* BEGIN Records supplied *

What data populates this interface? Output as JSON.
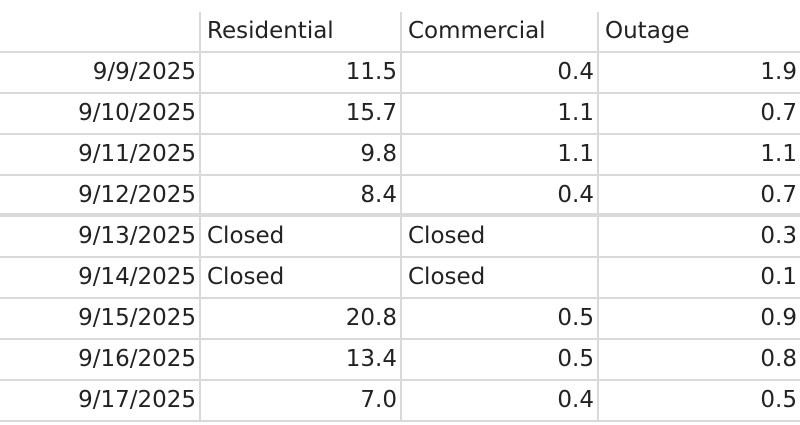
{
  "headers": [
    "",
    "Residential",
    "Commercial",
    "Outage"
  ],
  "rows": [
    {
      "date": "9/9/2025",
      "residential": "11.5",
      "commercial": "0.4",
      "outage": "1.9"
    },
    {
      "date": "9/10/2025",
      "residential": "15.7",
      "commercial": "1.1",
      "outage": "0.7"
    },
    {
      "date": "9/11/2025",
      "residential": "9.8",
      "commercial": "1.1",
      "outage": "1.1"
    },
    {
      "date": "9/12/2025",
      "residential": "8.4",
      "commercial": "0.4",
      "outage": "0.7"
    },
    {
      "date": "9/13/2025",
      "residential": "Closed",
      "commercial": "Closed",
      "outage": "0.3"
    },
    {
      "date": "9/14/2025",
      "residential": "Closed",
      "commercial": "Closed",
      "outage": "0.1"
    },
    {
      "date": "9/15/2025",
      "residential": "20.8",
      "commercial": "0.5",
      "outage": "0.9"
    },
    {
      "date": "9/16/2025",
      "residential": "13.4",
      "commercial": "0.5",
      "outage": "0.8"
    },
    {
      "date": "9/17/2025",
      "residential": "7.0",
      "commercial": "0.4",
      "outage": "0.5"
    }
  ]
}
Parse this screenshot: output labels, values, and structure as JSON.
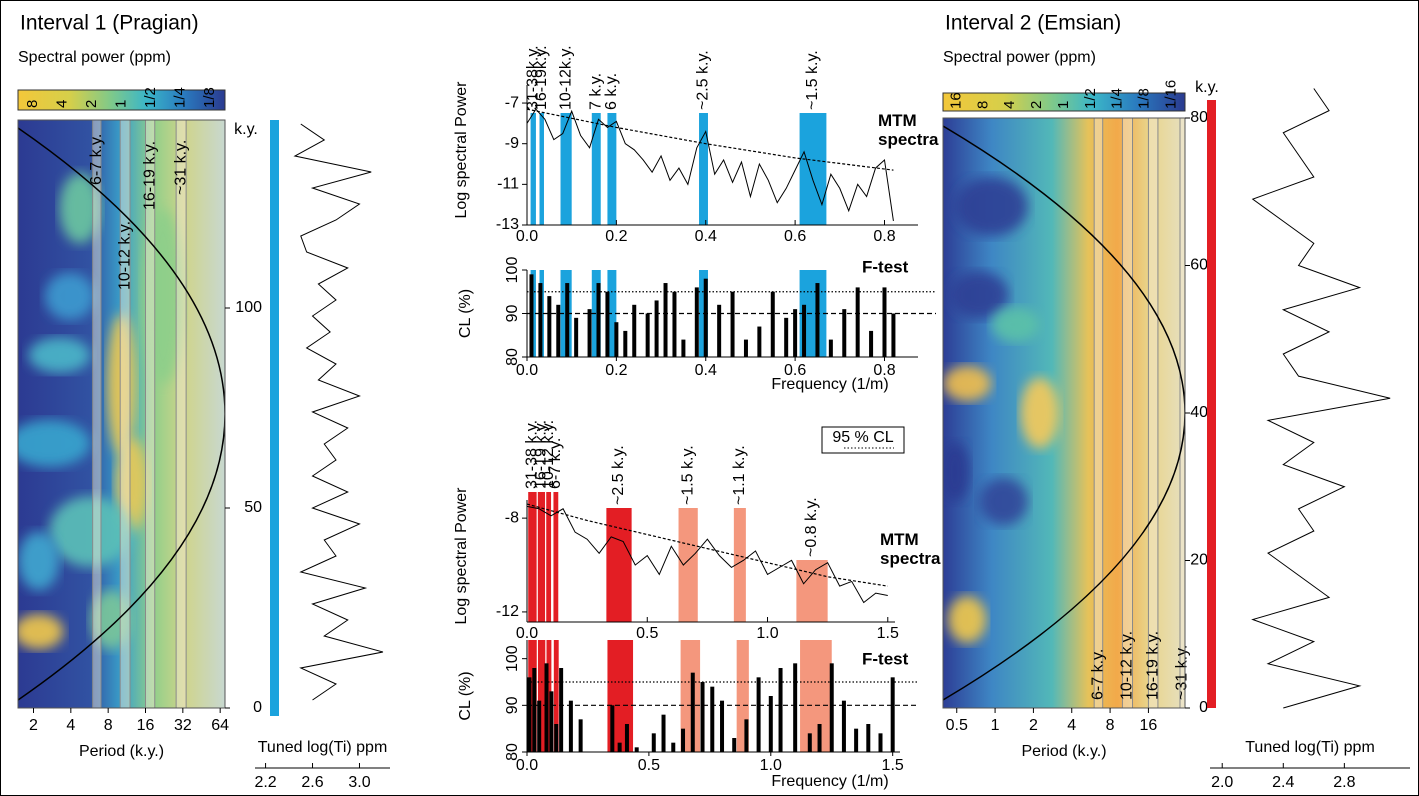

* END Records supplied *

◆ **Exercise prompt**
Scan the lines above for "this", then copy every one that has it.

◆ **Output below**
What data populates this interface? Output as JSON.
Parse this screenshot: output labels, values, and structure as JSON.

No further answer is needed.